-- START --

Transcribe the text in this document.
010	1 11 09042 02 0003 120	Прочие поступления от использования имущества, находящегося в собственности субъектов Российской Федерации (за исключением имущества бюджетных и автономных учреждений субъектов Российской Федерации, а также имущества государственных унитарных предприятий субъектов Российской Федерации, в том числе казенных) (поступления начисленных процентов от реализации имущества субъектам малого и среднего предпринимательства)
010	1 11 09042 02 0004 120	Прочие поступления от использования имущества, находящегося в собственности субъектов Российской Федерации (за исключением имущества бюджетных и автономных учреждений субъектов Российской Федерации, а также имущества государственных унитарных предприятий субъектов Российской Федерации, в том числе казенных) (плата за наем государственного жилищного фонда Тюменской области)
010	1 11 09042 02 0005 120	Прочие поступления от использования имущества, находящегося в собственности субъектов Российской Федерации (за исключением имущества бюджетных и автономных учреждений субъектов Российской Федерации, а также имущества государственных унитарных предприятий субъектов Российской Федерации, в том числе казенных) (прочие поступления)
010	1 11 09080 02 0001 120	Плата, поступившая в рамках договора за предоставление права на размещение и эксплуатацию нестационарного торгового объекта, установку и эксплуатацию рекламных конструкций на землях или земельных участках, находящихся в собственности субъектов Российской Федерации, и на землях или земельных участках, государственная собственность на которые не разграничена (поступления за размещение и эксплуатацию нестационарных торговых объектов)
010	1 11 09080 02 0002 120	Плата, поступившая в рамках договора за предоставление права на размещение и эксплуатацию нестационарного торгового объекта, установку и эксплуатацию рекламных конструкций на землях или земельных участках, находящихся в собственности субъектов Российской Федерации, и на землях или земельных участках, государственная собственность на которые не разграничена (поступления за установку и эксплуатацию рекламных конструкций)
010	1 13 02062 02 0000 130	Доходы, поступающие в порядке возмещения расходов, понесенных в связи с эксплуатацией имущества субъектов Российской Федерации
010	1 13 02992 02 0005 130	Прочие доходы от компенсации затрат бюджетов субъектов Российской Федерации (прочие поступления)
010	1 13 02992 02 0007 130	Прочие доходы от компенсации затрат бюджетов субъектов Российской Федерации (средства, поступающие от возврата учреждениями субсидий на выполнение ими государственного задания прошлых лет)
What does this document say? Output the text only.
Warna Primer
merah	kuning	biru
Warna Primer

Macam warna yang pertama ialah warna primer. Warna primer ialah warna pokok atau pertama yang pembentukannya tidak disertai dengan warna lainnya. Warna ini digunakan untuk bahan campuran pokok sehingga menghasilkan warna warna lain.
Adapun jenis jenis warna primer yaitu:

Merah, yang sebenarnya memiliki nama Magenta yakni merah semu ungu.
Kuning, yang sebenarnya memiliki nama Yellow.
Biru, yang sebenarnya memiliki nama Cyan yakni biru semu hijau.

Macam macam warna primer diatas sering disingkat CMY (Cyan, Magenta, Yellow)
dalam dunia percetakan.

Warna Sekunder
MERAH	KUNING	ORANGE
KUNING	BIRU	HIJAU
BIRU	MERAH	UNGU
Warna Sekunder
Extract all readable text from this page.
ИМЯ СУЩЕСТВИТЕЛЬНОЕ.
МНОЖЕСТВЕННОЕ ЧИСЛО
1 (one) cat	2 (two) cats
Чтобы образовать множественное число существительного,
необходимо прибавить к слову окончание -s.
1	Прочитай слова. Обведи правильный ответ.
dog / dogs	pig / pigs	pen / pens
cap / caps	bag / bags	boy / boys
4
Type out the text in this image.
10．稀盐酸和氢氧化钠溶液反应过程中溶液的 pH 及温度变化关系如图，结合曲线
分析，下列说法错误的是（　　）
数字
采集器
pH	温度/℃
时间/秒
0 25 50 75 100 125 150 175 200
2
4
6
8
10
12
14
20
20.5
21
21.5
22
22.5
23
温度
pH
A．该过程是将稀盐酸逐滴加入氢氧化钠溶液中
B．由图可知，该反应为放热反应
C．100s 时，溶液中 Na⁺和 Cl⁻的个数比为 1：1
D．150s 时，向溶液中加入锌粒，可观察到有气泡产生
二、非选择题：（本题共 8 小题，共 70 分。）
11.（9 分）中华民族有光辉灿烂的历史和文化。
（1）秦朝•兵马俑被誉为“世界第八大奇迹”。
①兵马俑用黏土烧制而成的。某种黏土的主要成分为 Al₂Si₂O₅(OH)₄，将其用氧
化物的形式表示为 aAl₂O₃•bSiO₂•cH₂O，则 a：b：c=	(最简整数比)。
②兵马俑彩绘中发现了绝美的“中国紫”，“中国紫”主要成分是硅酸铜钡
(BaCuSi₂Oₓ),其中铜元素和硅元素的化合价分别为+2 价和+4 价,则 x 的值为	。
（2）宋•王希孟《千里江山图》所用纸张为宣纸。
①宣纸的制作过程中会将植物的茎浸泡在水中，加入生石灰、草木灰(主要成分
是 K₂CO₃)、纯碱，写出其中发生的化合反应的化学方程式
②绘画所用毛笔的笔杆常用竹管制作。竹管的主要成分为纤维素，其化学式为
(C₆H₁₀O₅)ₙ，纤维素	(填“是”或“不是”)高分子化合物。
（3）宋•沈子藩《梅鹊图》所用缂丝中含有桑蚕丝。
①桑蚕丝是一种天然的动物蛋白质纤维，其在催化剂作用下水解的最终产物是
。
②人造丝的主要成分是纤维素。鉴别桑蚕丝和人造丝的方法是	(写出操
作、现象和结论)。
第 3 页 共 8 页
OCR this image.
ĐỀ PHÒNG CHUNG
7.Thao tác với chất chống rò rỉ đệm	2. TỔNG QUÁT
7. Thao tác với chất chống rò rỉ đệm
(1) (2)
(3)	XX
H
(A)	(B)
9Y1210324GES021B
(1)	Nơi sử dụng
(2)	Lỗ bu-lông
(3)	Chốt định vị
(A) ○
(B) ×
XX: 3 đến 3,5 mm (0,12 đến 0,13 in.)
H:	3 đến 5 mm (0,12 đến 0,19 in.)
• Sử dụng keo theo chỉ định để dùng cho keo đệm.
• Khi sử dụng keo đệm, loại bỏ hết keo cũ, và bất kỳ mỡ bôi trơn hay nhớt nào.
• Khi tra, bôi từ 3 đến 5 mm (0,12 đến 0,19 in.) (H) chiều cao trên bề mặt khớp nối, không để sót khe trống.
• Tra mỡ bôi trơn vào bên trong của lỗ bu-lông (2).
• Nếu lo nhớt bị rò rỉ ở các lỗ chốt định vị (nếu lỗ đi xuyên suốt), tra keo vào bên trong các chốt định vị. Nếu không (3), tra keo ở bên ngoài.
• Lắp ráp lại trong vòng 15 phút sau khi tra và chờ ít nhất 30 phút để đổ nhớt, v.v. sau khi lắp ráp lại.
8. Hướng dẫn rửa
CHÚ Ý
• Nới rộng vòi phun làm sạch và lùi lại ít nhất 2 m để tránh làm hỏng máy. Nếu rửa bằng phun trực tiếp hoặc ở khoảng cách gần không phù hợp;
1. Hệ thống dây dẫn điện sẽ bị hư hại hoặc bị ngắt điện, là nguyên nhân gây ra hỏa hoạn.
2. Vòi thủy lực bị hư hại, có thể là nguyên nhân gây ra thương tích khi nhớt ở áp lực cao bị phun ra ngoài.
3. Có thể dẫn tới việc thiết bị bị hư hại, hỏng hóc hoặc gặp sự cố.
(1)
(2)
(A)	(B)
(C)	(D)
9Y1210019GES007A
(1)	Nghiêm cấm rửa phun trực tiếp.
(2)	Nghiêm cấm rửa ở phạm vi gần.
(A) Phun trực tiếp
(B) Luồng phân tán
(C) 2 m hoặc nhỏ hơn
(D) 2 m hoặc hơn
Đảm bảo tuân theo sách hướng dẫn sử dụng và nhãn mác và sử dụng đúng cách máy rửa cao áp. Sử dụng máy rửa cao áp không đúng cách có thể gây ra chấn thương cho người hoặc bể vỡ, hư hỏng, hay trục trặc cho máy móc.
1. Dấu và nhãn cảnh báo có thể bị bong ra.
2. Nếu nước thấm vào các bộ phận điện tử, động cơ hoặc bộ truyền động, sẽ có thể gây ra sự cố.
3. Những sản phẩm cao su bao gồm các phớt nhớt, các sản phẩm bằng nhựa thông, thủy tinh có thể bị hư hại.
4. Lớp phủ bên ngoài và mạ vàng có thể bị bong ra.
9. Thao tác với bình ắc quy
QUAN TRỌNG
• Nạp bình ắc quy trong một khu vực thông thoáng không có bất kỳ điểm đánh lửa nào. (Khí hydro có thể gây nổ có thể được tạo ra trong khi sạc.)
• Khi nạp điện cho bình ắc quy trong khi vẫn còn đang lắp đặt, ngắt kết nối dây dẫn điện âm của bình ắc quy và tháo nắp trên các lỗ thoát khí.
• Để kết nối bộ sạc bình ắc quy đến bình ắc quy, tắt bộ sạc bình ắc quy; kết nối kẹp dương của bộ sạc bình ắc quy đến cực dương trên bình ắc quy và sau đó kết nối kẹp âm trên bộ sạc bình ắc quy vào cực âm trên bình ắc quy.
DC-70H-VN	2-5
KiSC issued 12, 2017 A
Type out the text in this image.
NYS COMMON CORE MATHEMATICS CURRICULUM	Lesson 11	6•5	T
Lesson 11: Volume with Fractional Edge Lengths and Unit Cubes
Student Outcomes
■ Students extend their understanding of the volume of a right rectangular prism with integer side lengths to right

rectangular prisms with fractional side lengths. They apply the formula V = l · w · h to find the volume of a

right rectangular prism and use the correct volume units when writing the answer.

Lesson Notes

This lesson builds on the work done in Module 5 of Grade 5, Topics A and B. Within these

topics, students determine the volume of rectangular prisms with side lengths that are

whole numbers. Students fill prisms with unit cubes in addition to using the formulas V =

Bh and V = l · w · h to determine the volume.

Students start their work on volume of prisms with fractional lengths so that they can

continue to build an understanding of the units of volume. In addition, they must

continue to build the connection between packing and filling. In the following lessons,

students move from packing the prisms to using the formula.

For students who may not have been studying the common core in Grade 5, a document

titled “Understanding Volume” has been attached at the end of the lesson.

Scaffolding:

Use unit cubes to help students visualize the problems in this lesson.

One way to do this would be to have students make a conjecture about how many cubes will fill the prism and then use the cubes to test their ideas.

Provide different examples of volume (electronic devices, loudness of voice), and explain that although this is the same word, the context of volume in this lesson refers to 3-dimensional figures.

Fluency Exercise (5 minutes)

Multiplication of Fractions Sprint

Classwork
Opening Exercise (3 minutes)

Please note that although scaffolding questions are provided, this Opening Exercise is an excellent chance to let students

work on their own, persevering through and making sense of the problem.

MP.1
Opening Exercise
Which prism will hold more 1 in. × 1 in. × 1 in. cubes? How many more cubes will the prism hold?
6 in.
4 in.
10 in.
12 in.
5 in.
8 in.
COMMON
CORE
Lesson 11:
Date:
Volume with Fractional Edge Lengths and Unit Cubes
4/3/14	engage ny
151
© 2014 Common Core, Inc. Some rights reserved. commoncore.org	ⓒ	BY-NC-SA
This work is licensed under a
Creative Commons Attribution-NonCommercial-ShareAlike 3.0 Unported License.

-- END --

WORK TO BE COMPLETED: Return a copy of every line that includes the word "packing".

WORKED ANSWER:
continue to build the connection between packing and filling. In the following lessons,
students move from packing the prisms to using the formula.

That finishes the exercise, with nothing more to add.